---- DATA EXCERPTS
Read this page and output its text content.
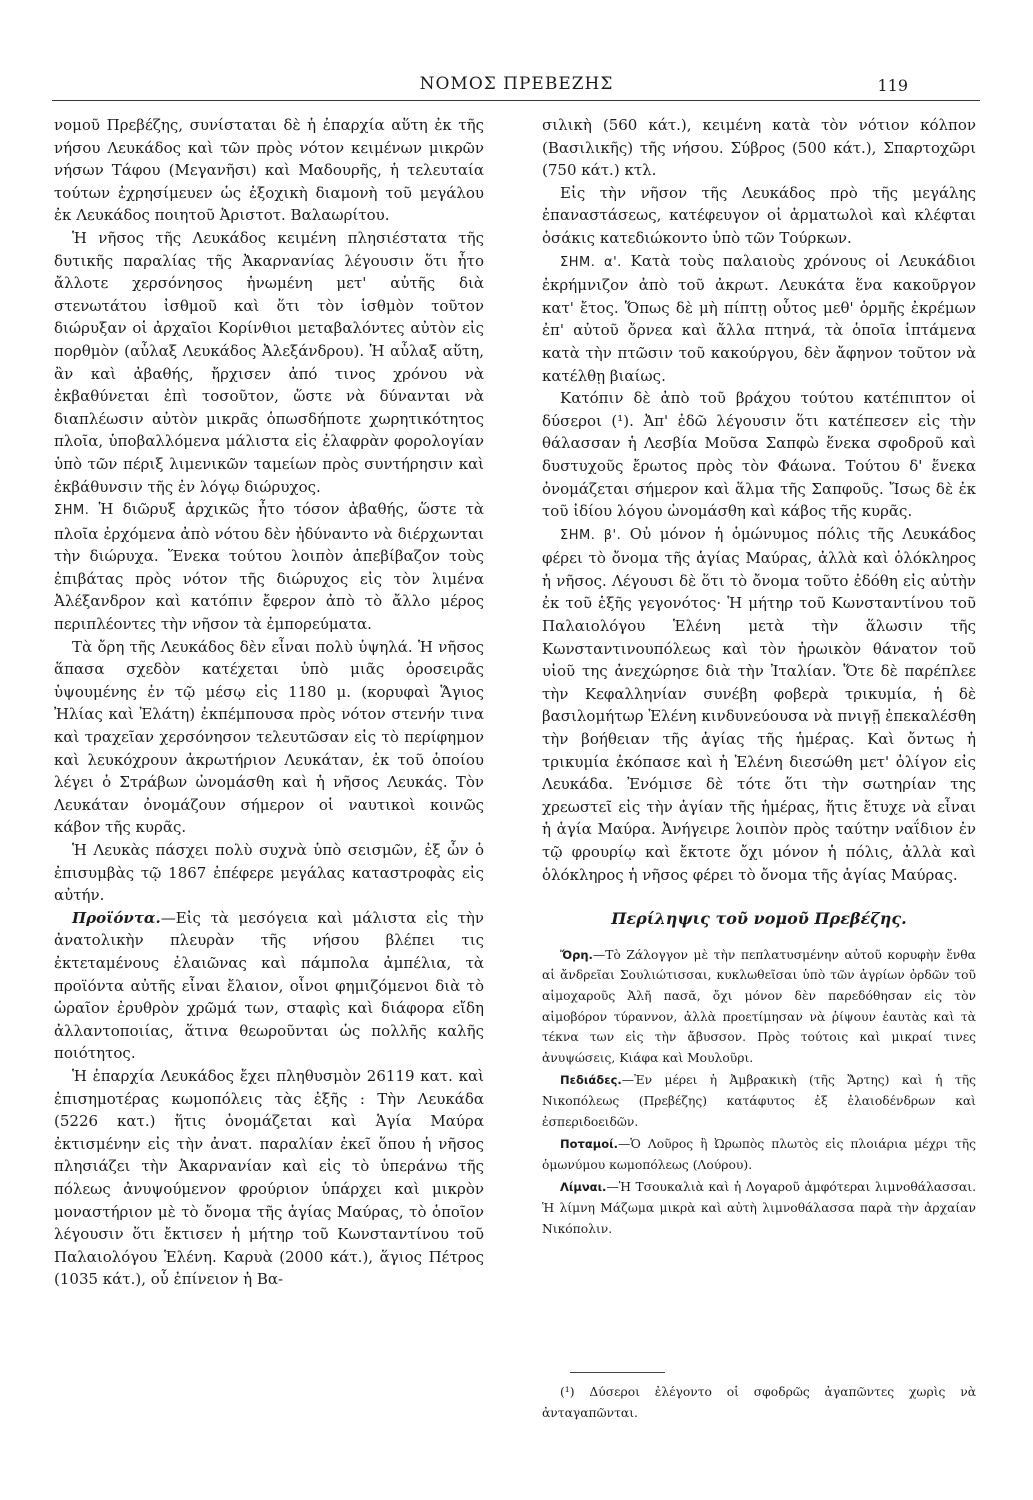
ΝΟΜΟΣ ΠΡΕΒΕΖΗΣ	119

νομοῦ Πρεβέζης, συνίσταται δὲ ἡ ἐπαρχία αὕτη ἐκ τῆς νήσου Λευκάδος καὶ τῶν πρὸς νότον κειμένων μικρῶν νήσων Τάφου (Μεγανῆσι) καὶ Μαδουρῆς, ἡ τελευταία τούτων ἐχρησίμευεν ὡς ἐξοχικὴ διαμονὴ τοῦ μεγάλου ἐκ Λευκάδος ποιητοῦ Ἀριστοτ. Βαλαωρίτου.

Ἡ νῆσος τῆς Λευκάδος κειμένη πλησιέστατα τῆς δυτικῆς παραλίας τῆς Ἀκαρνανίας λέγουσιν ὅτι ἦτο ἄλλοτε χερσόνησος ἡνωμένη μετ' αὐτῆς διὰ στενωτάτου ἰσθμοῦ καὶ ὅτι τὸν ἰσθμὸν τοῦτον διώρυξαν οἱ ἀρχαῖοι Κορίνθιοι μεταβαλόντες αὐτὸν εἰς πορθμὸν (αὖλαξ Λευκάδος Ἀλεξάνδρου). Ἡ αὖλαξ αὕτη, ἂν καὶ ἀβαθής, ἤρχισεν ἀπό τινος χρόνου νὰ ἐκβαθύνεται ἐπὶ τοσοῦτον, ὥστε νὰ δύνανται νὰ διαπλέωσιν αὐτὸν μικρᾶς ὁπωσδήποτε χωρητικότητος πλοῖα, ὑποβαλλόμενα μάλιστα εἰς ἐλαφρὰν φορολογίαν ὑπὸ τῶν πέριξ λιμενικῶν ταμείων πρὸς συντήρησιν καὶ ἐκβάθυνσιν τῆς ἐν λόγῳ διώρυχος.

ΣΗΜ. Ἡ διῶρυξ ἀρχικῶς ἦτο τόσον ἀβαθής, ὥστε τὰ πλοῖα ἐρχόμενα ἀπὸ νότου δὲν ἠδύναντο νὰ διέρχωνται τὴν διώρυχα. Ἕνεκα τούτου λοιπὸν ἀπεβίβαζον τοὺς ἐπιβάτας πρὸς νότον τῆς διώρυχος εἰς τὸν λιμένα Ἀλέξανδρον καὶ κατόπιν ἔφερον ἀπὸ τὸ ἄλλο μέρος περιπλέοντες τὴν νῆσον τὰ ἐμπορεύματα.

Τὰ ὄρη τῆς Λευκάδος δὲν εἶναι πολὺ ὑψηλά. Ἡ νῆσος ἅπασα σχεδὸν κατέχεται ὑπὸ μιᾶς ὀροσειρᾶς ὑψουμένης ἐν τῷ μέσῳ εἰς 1180 μ. (κορυφαὶ Ἅγιος Ἠλίας καὶ Ἐλάτη) ἐκπέμπουσα πρὸς νότον στενήν τινα καὶ τραχεῖαν χερσόνησον τελευτῶσαν εἰς τὸ περίφημον καὶ λευκόχρουν ἀκρωτήριον Λευκάταν, ἐκ τοῦ ὁποίου λέγει ὁ Στράβων ὠνομάσθη καὶ ἡ νῆσος Λευκάς. Τὸν Λευκάταν ὀνομάζουν σήμερον οἱ ναυτικοὶ κοινῶς κάβον τῆς κυρᾶς.

Ἡ Λευκὰς πάσχει πολὺ συχνὰ ὑπὸ σεισμῶν, ἐξ ὧν ὁ ἐπισυμβὰς τῷ 1867 ἐπέφερε μεγάλας καταστροφὰς εἰς αὐτήν.

Προϊόντα.—Εἰς τὰ μεσόγεια καὶ μάλιστα εἰς τὴν ἀνατολικὴν πλευρὰν τῆς νήσου βλέπει τις ἐκτεταμένους ἐλαιῶνας καὶ πάμπολα ἀμπέλια, τὰ προϊόντα αὐτῆς εἶναι ἔλαιον, οἶνοι φημιζόμενοι διὰ τὸ ὡραῖον ἐρυθρὸν χρῶμά των, σταφὶς καὶ διάφορα εἴδη ἀλλαντοποιίας, ἅτινα θεωροῦνται ὡς πολλῆς καλῆς ποιότητος.

Ἡ ἐπαρχία Λευκάδος ἔχει πληθυσμὸν 26119 κατ. καὶ ἐπισημοτέρας κωμοπόλεις τὰς ἑξῆς : Τὴν Λευκάδα (5226 κατ.) ἥτις ὀνομάζεται καὶ Ἁγία Μαύρα ἐκτισμένην εἰς τὴν ἀνατ. παραλίαν ἐκεῖ ὅπου ἡ νῆσος πλησιάζει τὴν Ἀκαρνανίαν καὶ εἰς τὸ ὑπεράνω τῆς πόλεως ἀνυψούμενον φρούριον ὑπάρχει καὶ μικρὸν μοναστήριον μὲ τὸ ὄνομα τῆς ἁγίας Μαύρας, τὸ ὁποῖον λέγουσιν ὅτι ἔκτισεν ἡ μήτηρ τοῦ Κωνσταντίνου τοῦ Παλαιολόγου Ἑλένη. Καρυὰ (2000 κάτ.), ἅγιος Πέτρος (1035 κάτ.), οὗ ἐπίνειον ἡ Βα-

σιλικὴ (560 κάτ.), κειμένη κατὰ τὸν νότιον κόλπον (Βασιλικῆς) τῆς νήσου. Σύβρος (500 κάτ.), Σπαρτοχῶρι (750 κάτ.) κτλ.

Εἰς τὴν νῆσον τῆς Λευκάδος πρὸ τῆς μεγάλης ἐπαναστάσεως, κατέφευγον οἱ ἁρματωλοὶ καὶ κλέφται ὁσάκις κατεδιώκοντο ὑπὸ τῶν Τούρκων.

ΣΗΜ. α'. Κατὰ τοὺς παλαιοὺς χρόνους οἱ Λευκάδιοι ἐκρήμνιζον ἀπὸ τοῦ ἀκρωτ. Λευκάτα ἕνα κακοῦργον κατ' ἔτος. Ὅπως δὲ μὴ πίπτῃ οὗτος μεθ' ὁρμῆς ἐκρέμων ἐπ' αὐτοῦ ὄρνεα καὶ ἄλλα πτηνά, τὰ ὁποῖα ἱπτάμενα κατὰ τὴν πτῶσιν τοῦ κακούργου, δὲν ἄφηνον τοῦτον νὰ κατέλθῃ βιαίως.

Κατόπιν δὲ ἀπὸ τοῦ βράχου τούτου κατέπιπτον οἱ δύσεροι (¹). Ἀπ' ἐδῶ λέγουσιν ὅτι κατέπεσεν εἰς τὴν θάλασσαν ἡ Λεσβία Μοῦσα Σαπφὼ ἕνεκα σφοδροῦ καὶ δυστυχοῦς ἔρωτος πρὸς τὸν Φάωνα. Τούτου δ' ἕνεκα ὀνομάζεται σήμερον καὶ ἅλμα τῆς Σαπφοῦς. Ἴσως δὲ ἐκ τοῦ ἰδίου λόγου ὠνομάσθη καὶ κάβος τῆς κυρᾶς.

ΣΗΜ. β'. Οὐ μόνον ἡ ὁμώνυμος πόλις τῆς Λευκάδος φέρει τὸ ὄνομα τῆς ἁγίας Μαύρας, ἀλλὰ καὶ ὁλόκληρος ἡ νῆσος. Λέγουσι δὲ ὅτι τὸ ὄνομα τοῦτο ἐδόθη εἰς αὐτὴν ἐκ τοῦ ἑξῆς γεγονότος· Ἡ μήτηρ τοῦ Κωνσταντίνου τοῦ Παλαιολόγου Ἑλένη μετὰ τὴν ἅλωσιν τῆς Κωνσταντινουπόλεως καὶ τὸν ἡρωικὸν θάνατον τοῦ υἱοῦ της ἀνεχώρησε διὰ τὴν Ἰταλίαν. Ὅτε δὲ παρέπλεε τὴν Κεφαλληνίαν συνέβη φοβερὰ τρικυμία, ἡ δὲ βασιλομήτωρ Ἑλένη κινδυνεύουσα νὰ πνιγῇ ἐπεκαλέσθη τὴν βοήθειαν τῆς ἁγίας τῆς ἡμέρας. Καὶ ὄντως ἡ τρικυμία ἐκόπασε καὶ ἡ Ἑλένη διεσώθη μετ' ὀλίγον εἰς Λευκάδα. Ἐνόμισε δὲ τότε ὅτι τὴν σωτηρίαν της χρεωστεῖ εἰς τὴν ἁγίαν τῆς ἡμέρας, ἥτις ἔτυχε νὰ εἶναι ἡ ἁγία Μαύρα. Ἀνήγειρε λοιπὸν πρὸς ταύτην ναΐδιον ἐν τῷ φρουρίῳ καὶ ἔκτοτε ὄχι μόνον ἡ πόλις, ἀλλὰ καὶ ὁλόκληρος ἡ νῆσος φέρει τὸ ὄνομα τῆς ἁγίας Μαύρας.

Περίληψις τοῦ νομοῦ Πρεβέζης.

Ὄρη.—Τὸ Ζάλογγον μὲ τὴν πεπλατυσμένην αὐτοῦ κορυφὴν ἔνθα αἱ ἄνδρεῖαι Σουλιώτισσαι, κυκλωθεῖσαι ὑπὸ τῶν ἀγρίων ὀρδῶν τοῦ αἱμοχαροῦς Ἀλῆ πασᾶ, ὄχι μόνον δὲν παρεδόθησαν εἰς τὸν αἱμοβόρον τύραννον, ἀλλὰ προετίμησαν νὰ ῥίψουν ἑαυτὰς καὶ τὰ τέκνα των εἰς τὴν ἄβυσσον. Πρὸς τούτοις καὶ μικραί τινες ἀνυψώσεις, Κιάφα καὶ Μουλοῦρι.

Πεδιάδες.—Ἐν μέρει ἡ Ἀμβρακικὴ (τῆς Ἄρτης) καὶ ἡ τῆς Νικοπόλεως (Πρεβέζης) κατάφυτος ἐξ ἐλαιοδένδρων καὶ ἐσπεριδοειδῶν.

Ποταμοί.—Ὁ Λοῦρος ἢ Ὠρωπὸς πλωτὸς εἰς πλοιάρια μέχρι τῆς ὁμωνύμου κωμοπόλεως (Λούρου).

Λίμναι.—Ἡ Τσουκαλιὰ καὶ ἡ Λογαροῦ ἀμφότεραι λιμνοθάλασσαι. Ἡ λίμνη Μάζωμα μικρὰ καὶ αὐτὴ λιμνοθάλασσα παρὰ τὴν ἀρχαίαν Νικόπολιν.

(¹) Δύσεροι ἐλέγοντο οἱ σφοδρῶς ἀγαπῶντες χωρὶς νὰ ἀνταγαπῶνται.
--------
§ TASK INSTRUCTIONS: Scan the material above. Return every line containing the string "νομοῦ".

§ EXPECTED OUTPUT:
νομοῦ Πρεβέζης, συνίσταται δὲ ἡ ἐπαρχία αὕτη ἐκ τῆς νήσου Λευκάδος καὶ τῶν πρὸς νότον κειμένων μικρῶν νήσων Τάφου (Μεγανῆσι) καὶ Μαδουρῆς, ἡ τελευταία τούτων ἐχρησίμευεν ὡς ἐξοχικὴ διαμονὴ τοῦ μεγάλου ἐκ Λευκάδος ποιητοῦ Ἀριστοτ. Βαλαωρίτου.
Περίληψις τοῦ νομοῦ Πρεβέζης.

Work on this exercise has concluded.